Data records:
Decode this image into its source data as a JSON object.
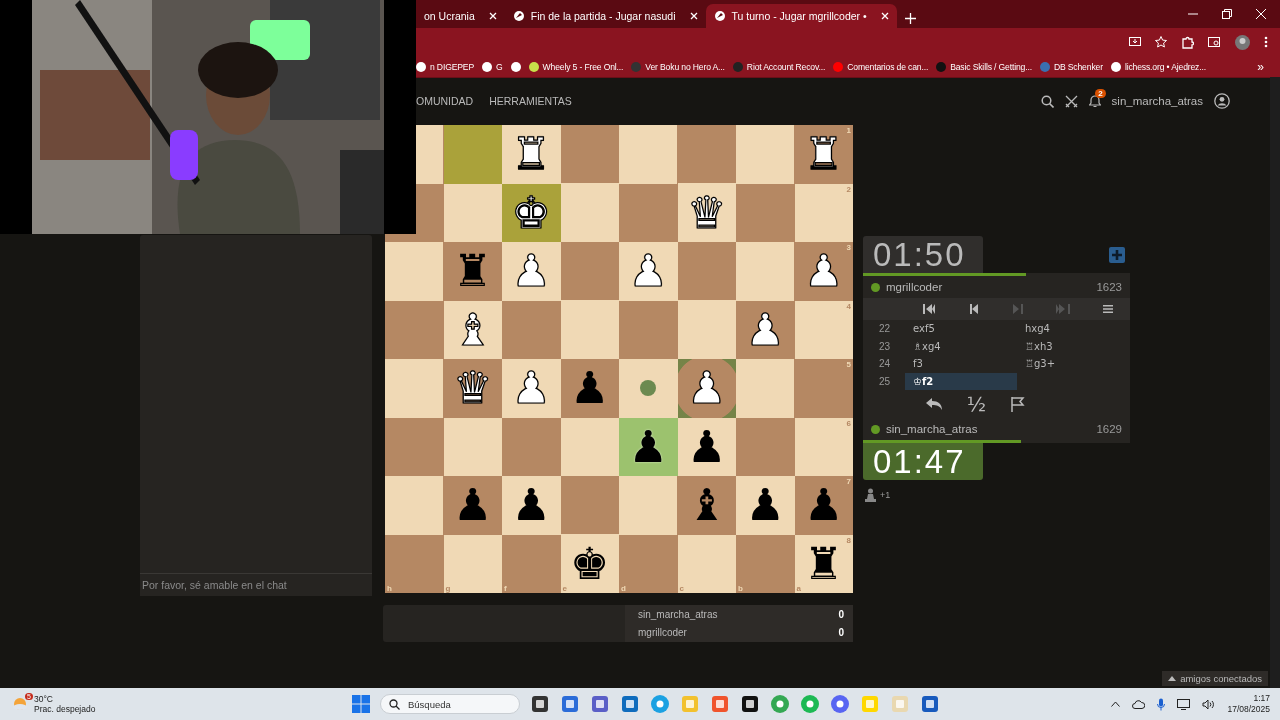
{
  "browser": {
    "tabs": [
      {
        "title": "on Ucrania",
        "selected": false
      },
      {
        "title": "Fin de la partida - Jugar nasudi",
        "selected": false
      },
      {
        "title": "Tu turno - Jugar mgrillcoder •",
        "selected": true
      }
    ],
    "bookmarks": [
      {
        "label": "n DIGEPEP",
        "kind": "page"
      },
      {
        "label": "G",
        "kind": "google"
      },
      {
        "kind": "globe"
      },
      {
        "label": "Wheely 5 - Free Onl...",
        "kind": "game"
      },
      {
        "label": "Ver Boku no Hero A...",
        "kind": "anime"
      },
      {
        "label": "Riot Account Recov...",
        "kind": "riot"
      },
      {
        "label": "Comentarios de can...",
        "kind": "youtube"
      },
      {
        "label": "Basic Skills / Getting...",
        "kind": "skills"
      },
      {
        "label": "DB Schenker",
        "kind": "db"
      },
      {
        "label": "lichess.org • Ajedrez...",
        "kind": "lichess"
      }
    ],
    "more": "»"
  },
  "header": {
    "nav": [
      "OMUNIDAD",
      "HERRAMIENTAS"
    ],
    "notifications": "2",
    "username": "sin_marcha_atras"
  },
  "chat": {
    "placeholder": "Por favor, sé amable en el chat"
  },
  "board": {
    "ranks": [
      "1",
      "2",
      "3",
      "4",
      "5",
      "6",
      "7",
      "8"
    ],
    "files": [
      "h",
      "g",
      "f",
      "e",
      "d",
      "c",
      "b",
      "a"
    ],
    "rows": [
      [
        null,
        {
          "last_move": true
        },
        {
          "piece": "♜",
          "kind": "white"
        },
        null,
        null,
        null,
        null,
        {
          "piece": "♜",
          "kind": "white"
        }
      ],
      [
        null,
        null,
        {
          "piece": "♚",
          "kind": "white",
          "last_move": true
        },
        null,
        null,
        {
          "piece": "♛",
          "kind": "white"
        },
        null,
        null
      ],
      [
        null,
        {
          "piece": "♜",
          "kind": "black"
        },
        {
          "piece": "♟",
          "kind": "white"
        },
        null,
        {
          "piece": "♟",
          "kind": "white"
        },
        null,
        null,
        {
          "piece": "♟",
          "kind": "white"
        }
      ],
      [
        null,
        {
          "piece": "♝",
          "kind": "white"
        },
        null,
        null,
        null,
        null,
        {
          "piece": "♟",
          "kind": "white"
        },
        null
      ],
      [
        null,
        {
          "piece": "♛",
          "kind": "white"
        },
        {
          "piece": "♟",
          "kind": "white"
        },
        {
          "piece": "♟",
          "kind": "black"
        },
        {
          "move_hint": true
        },
        {
          "piece": "♟",
          "kind": "white",
          "capture_hint": true
        },
        null,
        null
      ],
      [
        null,
        null,
        null,
        null,
        {
          "piece": "♟",
          "kind": "black",
          "selected": true
        },
        {
          "piece": "♟",
          "kind": "black"
        },
        null,
        null
      ],
      [
        null,
        {
          "piece": "♟",
          "kind": "black"
        },
        {
          "piece": "♟",
          "kind": "black"
        },
        null,
        null,
        {
          "piece": "♝",
          "kind": "black"
        },
        {
          "piece": "♟",
          "kind": "black"
        },
        {
          "piece": "♟",
          "kind": "black"
        }
      ],
      [
        null,
        null,
        null,
        {
          "piece": "♚",
          "kind": "black"
        },
        null,
        null,
        null,
        {
          "piece": "♜",
          "kind": "black"
        }
      ]
    ]
  },
  "crosstable": [
    {
      "name": "sin_marcha_atras",
      "score": "0"
    },
    {
      "name": "mgrillcoder",
      "score": "0"
    }
  ],
  "game": {
    "top": {
      "clock": "01:50",
      "running": false,
      "level": 0.61,
      "name": "mgrillcoder",
      "rating": "1623",
      "online": true
    },
    "bottom": {
      "clock": "01:47",
      "running": true,
      "level": 0.59,
      "name": "sin_marcha_atras",
      "rating": "1629",
      "online": true
    },
    "nav": [
      {
        "kind": "first",
        "disabled": false
      },
      {
        "kind": "prev",
        "disabled": false
      },
      {
        "kind": "next",
        "disabled": true
      },
      {
        "kind": "last",
        "disabled": true
      },
      {
        "kind": "menu",
        "disabled": false
      }
    ],
    "moves": [
      {
        "number": "22",
        "plies": [
          {
            "san": "exf5",
            "selected": false
          },
          {
            "san": "hxg4",
            "selected": false
          }
        ]
      },
      {
        "number": "23",
        "plies": [
          {
            "san": "♗xg4",
            "selected": false
          },
          {
            "san": "♖xh3",
            "selected": false
          }
        ]
      },
      {
        "number": "24",
        "plies": [
          {
            "san": "f3",
            "selected": false
          },
          {
            "san": "♖g3+",
            "selected": false
          }
        ]
      },
      {
        "number": "25",
        "plies": [
          {
            "san": "♔f2",
            "selected": true
          }
        ]
      }
    ],
    "draw": "½",
    "material": "+1"
  },
  "friends": "amigos conectados",
  "taskbar": {
    "weather": {
      "badge": "5",
      "temp": "30°C",
      "condition": "Prac. despejado"
    },
    "search": "Búsqueda",
    "apps": [
      {
        "kind": "taskview"
      },
      {
        "kind": "store"
      },
      {
        "kind": "teams"
      },
      {
        "kind": "outlook"
      },
      {
        "kind": "edge"
      },
      {
        "kind": "files"
      },
      {
        "kind": "brave"
      },
      {
        "kind": "tiktok"
      },
      {
        "kind": "chrome"
      },
      {
        "kind": "spotify"
      },
      {
        "kind": "discord"
      },
      {
        "kind": "notes"
      },
      {
        "kind": "game"
      },
      {
        "kind": "word"
      }
    ],
    "time": "1:17",
    "date": "17/08/2025"
  }
}
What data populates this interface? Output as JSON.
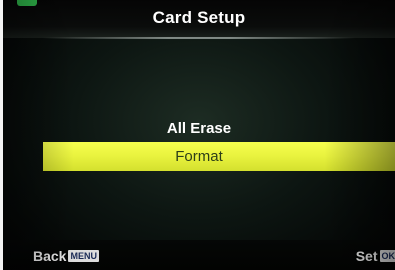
{
  "screen": {
    "title": "Card Setup"
  },
  "menu": {
    "items": [
      {
        "label": "All Erase",
        "selected": false
      },
      {
        "label": "Format",
        "selected": true
      }
    ]
  },
  "footer": {
    "back_label": "Back",
    "back_key": "MENU",
    "set_label": "Set",
    "set_key": "OK"
  },
  "colors": {
    "highlight": "#ecf442",
    "background": "#0d1612",
    "indicator": "#2fb54a"
  }
}
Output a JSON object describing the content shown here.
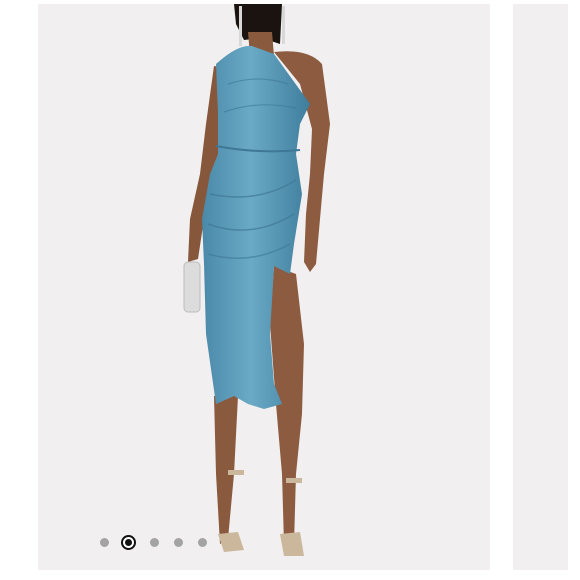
{
  "carousel": {
    "slide_count": 5,
    "active_index": 1
  },
  "product_image": {
    "dress_color": "#5b9ab7",
    "background_color": "#f1eff0"
  }
}
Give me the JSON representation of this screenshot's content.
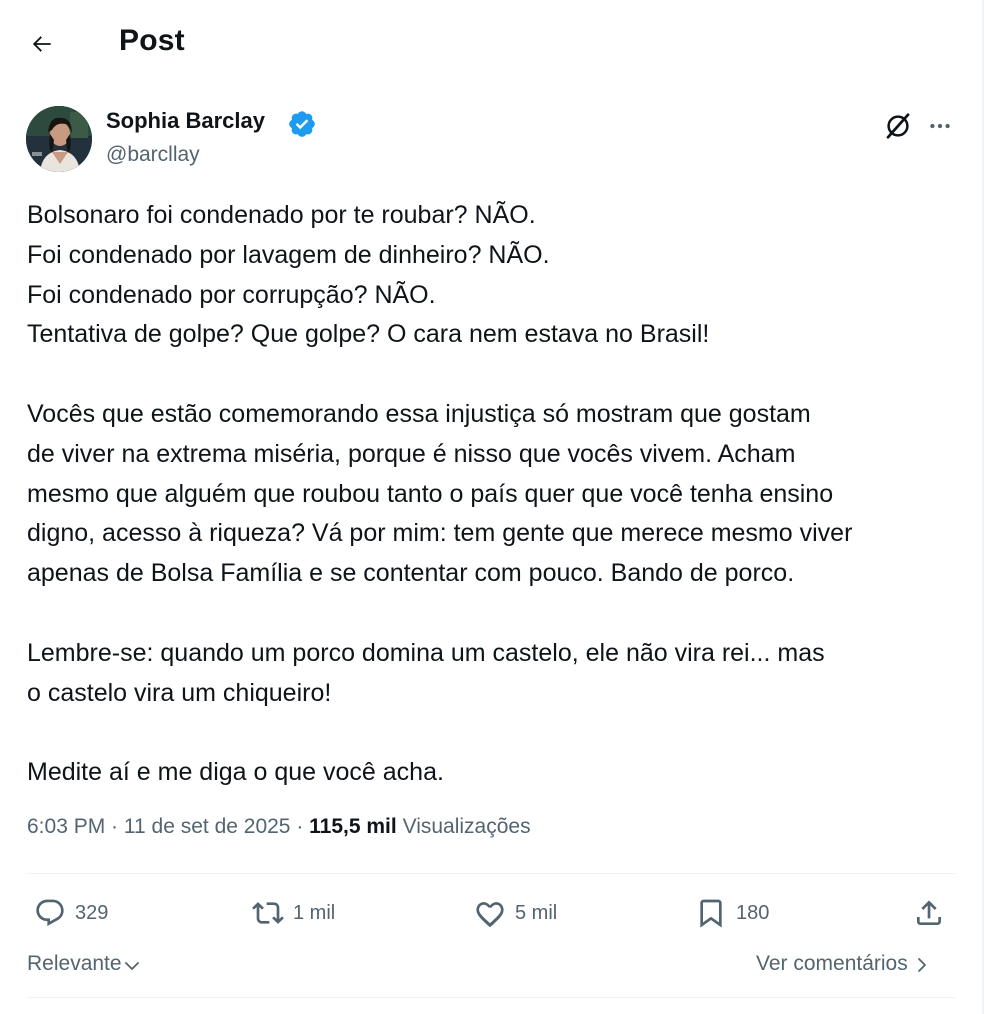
{
  "header": {
    "title": "Post"
  },
  "author": {
    "name": "Sophia Barclay",
    "handle": "@barcllay"
  },
  "post": {
    "lines": [
      "Bolsonaro foi condenado por te roubar? NÃO.",
      "Foi condenado por lavagem de dinheiro? NÃO.",
      "Foi condenado por corrupção? NÃO.",
      "Tentativa de golpe? Que golpe? O cara nem estava no Brasil!",
      "",
      "Vocês que estão comemorando essa injustiça só mostram que gostam",
      "de viver na extrema miséria, porque é nisso que vocês vivem. Acham",
      "mesmo que alguém que roubou tanto o país quer que você tenha ensino",
      "digno, acesso à riqueza? Vá por mim: tem gente que merece mesmo viver",
      "apenas de Bolsa Família e se contentar com pouco. Bando de porco.",
      "",
      "Lembre-se: quando um porco domina um castelo, ele não vira rei... mas",
      "o castelo vira um chiqueiro!",
      "",
      "Medite aí e me diga o que você acha."
    ]
  },
  "meta": {
    "time": "6:03 PM",
    "separator": " · ",
    "date": "11 de set de 2025",
    "views_count": "115,5 mil",
    "views_label": "Visualizações"
  },
  "actions": {
    "replies": "329",
    "reposts": "1 mil",
    "likes": "5 mil",
    "bookmarks": "180"
  },
  "footer": {
    "sort_label": "Relevante",
    "view_comments": "Ver comentários"
  },
  "icons": {
    "back": "arrow-left-icon",
    "verified": "verified-badge-icon",
    "grok": "grok-icon",
    "more": "more-horizontal-icon",
    "reply": "reply-icon",
    "repost": "repost-icon",
    "like": "heart-icon",
    "bookmark": "bookmark-icon",
    "share": "share-icon"
  },
  "colors": {
    "text": "#0f1419",
    "secondary": "#536471",
    "verified": "#1d9bf0",
    "divider": "#eff3f4"
  }
}
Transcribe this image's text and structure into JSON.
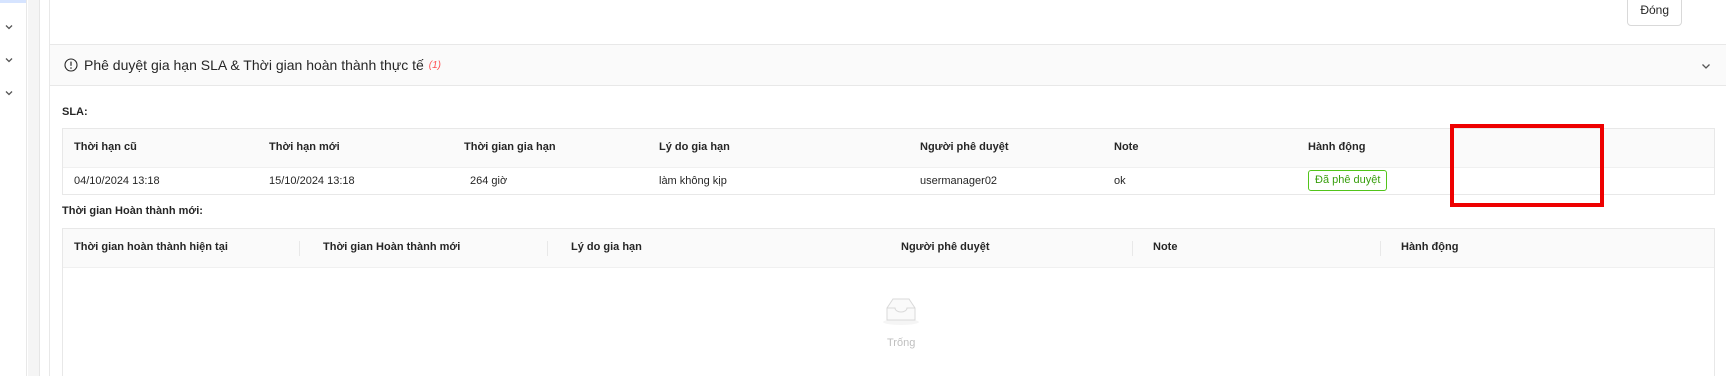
{
  "header": {
    "close_label": "Đóng"
  },
  "section": {
    "title": "Phê duyệt gia hạn SLA & Thời gian hoàn thành thực tế",
    "count": "(1)"
  },
  "sla": {
    "label": "SLA:",
    "columns": [
      "Thời hạn cũ",
      "Thời hạn mới",
      "Thời gian gia hạn",
      "Lý do gia hạn",
      "Người phê duyệt",
      "Note",
      "Hành động"
    ],
    "rows": [
      {
        "old_deadline": "04/10/2024 13:18",
        "new_deadline": "15/10/2024 13:18",
        "extension": "264 giờ",
        "reason": "làm không kịp",
        "approver": "usermanager02",
        "note": "ok",
        "action": "Đã phê duyệt"
      }
    ]
  },
  "completion": {
    "label": "Thời gian Hoàn thành mới:",
    "columns": [
      "Thời gian hoàn thành hiện tại",
      "Thời gian Hoàn thành mới",
      "Lý do gia hạn",
      "Người phê duyệt",
      "Note",
      "Hành động"
    ],
    "empty_text": "Trống"
  },
  "colors": {
    "approved_green": "#52c41a",
    "highlight_red": "#ee0000",
    "count_red": "#ff4d4f"
  }
}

• STATED EXERCISE: Gather all lines from the records above in which "thành" appears.

• FINAL ANSWER:
    "title": "Phê duyệt gia hạn SLA & Thời gian hoàn thành thực tế",
    "label": "Thời gian Hoàn thành mới:",
      "Thời gian hoàn thành hiện tại",
      "Thời gian Hoàn thành mới",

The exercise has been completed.